[GIVEN REQUEST]
Pictures aside, quote the whole listing exactly.

[Data entries]
* * *

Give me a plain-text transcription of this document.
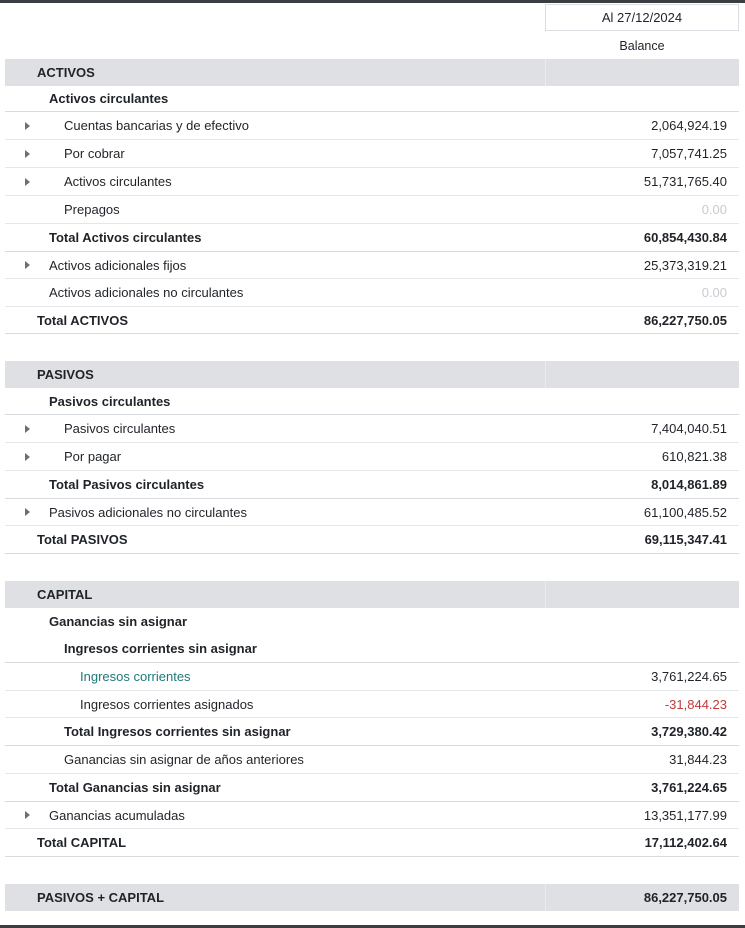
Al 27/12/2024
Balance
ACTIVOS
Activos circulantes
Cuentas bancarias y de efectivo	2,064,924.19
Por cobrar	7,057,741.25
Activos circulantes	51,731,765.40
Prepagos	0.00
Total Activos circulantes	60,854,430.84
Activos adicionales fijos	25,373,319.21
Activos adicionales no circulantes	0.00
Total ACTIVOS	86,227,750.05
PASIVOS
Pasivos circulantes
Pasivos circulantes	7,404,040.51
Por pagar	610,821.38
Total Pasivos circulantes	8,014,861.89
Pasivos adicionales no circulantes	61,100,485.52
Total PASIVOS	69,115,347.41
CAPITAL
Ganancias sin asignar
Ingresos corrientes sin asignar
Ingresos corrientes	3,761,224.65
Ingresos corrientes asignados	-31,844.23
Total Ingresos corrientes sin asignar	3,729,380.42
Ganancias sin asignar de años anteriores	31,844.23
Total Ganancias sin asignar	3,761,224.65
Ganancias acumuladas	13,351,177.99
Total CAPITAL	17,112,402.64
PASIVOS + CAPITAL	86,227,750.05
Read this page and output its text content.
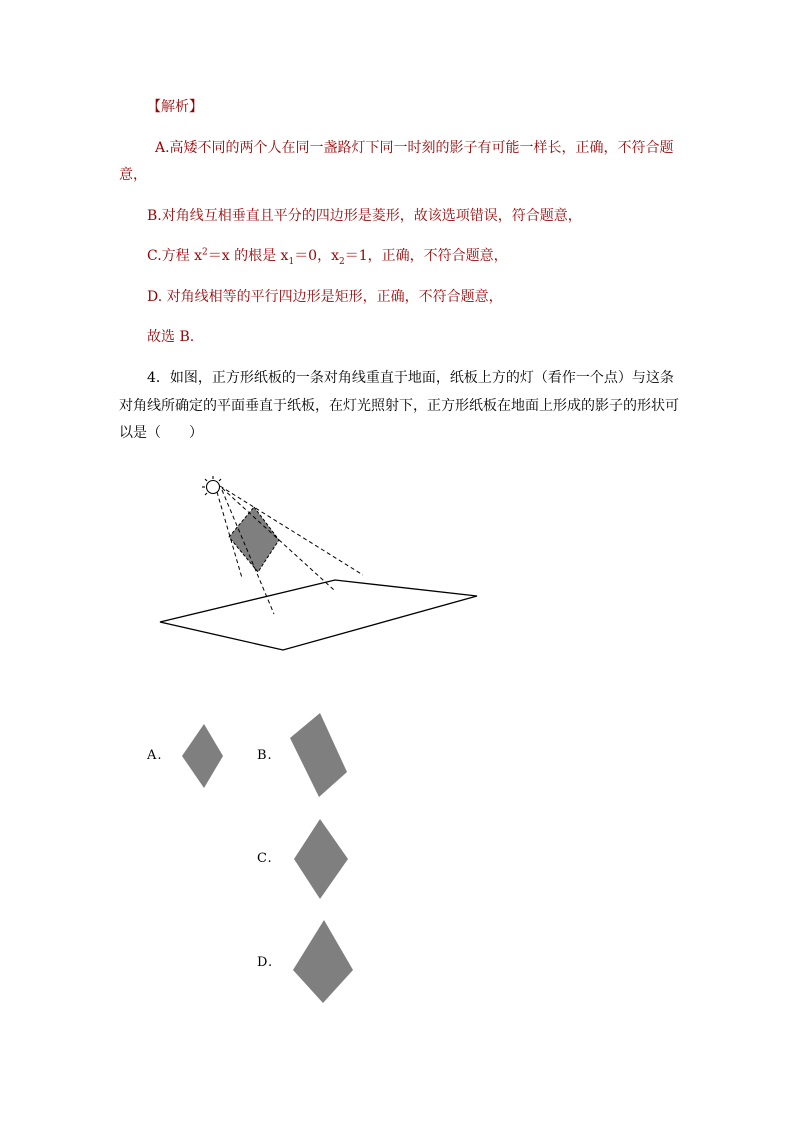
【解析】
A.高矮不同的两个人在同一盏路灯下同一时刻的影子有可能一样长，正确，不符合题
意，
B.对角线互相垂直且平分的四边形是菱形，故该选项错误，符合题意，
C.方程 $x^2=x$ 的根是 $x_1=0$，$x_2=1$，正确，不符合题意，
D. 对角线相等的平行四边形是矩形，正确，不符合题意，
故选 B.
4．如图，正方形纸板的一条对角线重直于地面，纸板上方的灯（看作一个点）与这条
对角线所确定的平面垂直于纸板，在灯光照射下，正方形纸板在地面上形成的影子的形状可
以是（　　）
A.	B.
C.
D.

* * *

[FULL ANSWER]
Give me a plain-text transcription of this document.
Al 27/12/2024
Balance
ACTIVOS
Activos circulantes
Cuentas bancarias y de efectivo	2,064,924.19
Por cobrar	7,057,741.25
Activos circulantes	51,731,765.40
Prepagos	0.00
Total Activos circulantes	60,854,430.84
Activos adicionales fijos	25,373,319.21
Activos adicionales no circulantes	0.00
Total ACTIVOS	86,227,750.05
PASIVOS
Pasivos circulantes
Pasivos circulantes	7,404,040.51
Por pagar	610,821.38
Total Pasivos circulantes	8,014,861.89
Pasivos adicionales no circulantes	61,100,485.52
Total PASIVOS	69,115,347.41
CAPITAL
Ganancias sin asignar
Ingresos corrientes sin asignar
Ingresos corrientes	3,761,224.65
Ingresos corrientes asignados	-31,844.23
Total Ingresos corrientes sin asignar	3,729,380.42
Ganancias sin asignar de años anteriores	31,844.23
Total Ganancias sin asignar	3,761,224.65
Ganancias acumuladas	13,351,177.99
Total CAPITAL	17,112,402.64
PASIVOS + CAPITAL	86,227,750.05
Read this page and output its text content.
【解析】
A.高矮不同的两个人在同一盏路灯下同一时刻的影子有可能一样长，正确，不符合题
意，
B.对角线互相垂直且平分的四边形是菱形，故该选项错误，符合题意，
C.方程 $x^2=x$ 的根是 $x_1=0$，$x_2=1$，正确，不符合题意，
D. 对角线相等的平行四边形是矩形，正确，不符合题意，
故选 B.
4．如图，正方形纸板的一条对角线重直于地面，纸板上方的灯（看作一个点）与这条
对角线所确定的平面垂直于纸板，在灯光照射下，正方形纸板在地面上形成的影子的形状可
以是（　　）
A.	B.
C.
D.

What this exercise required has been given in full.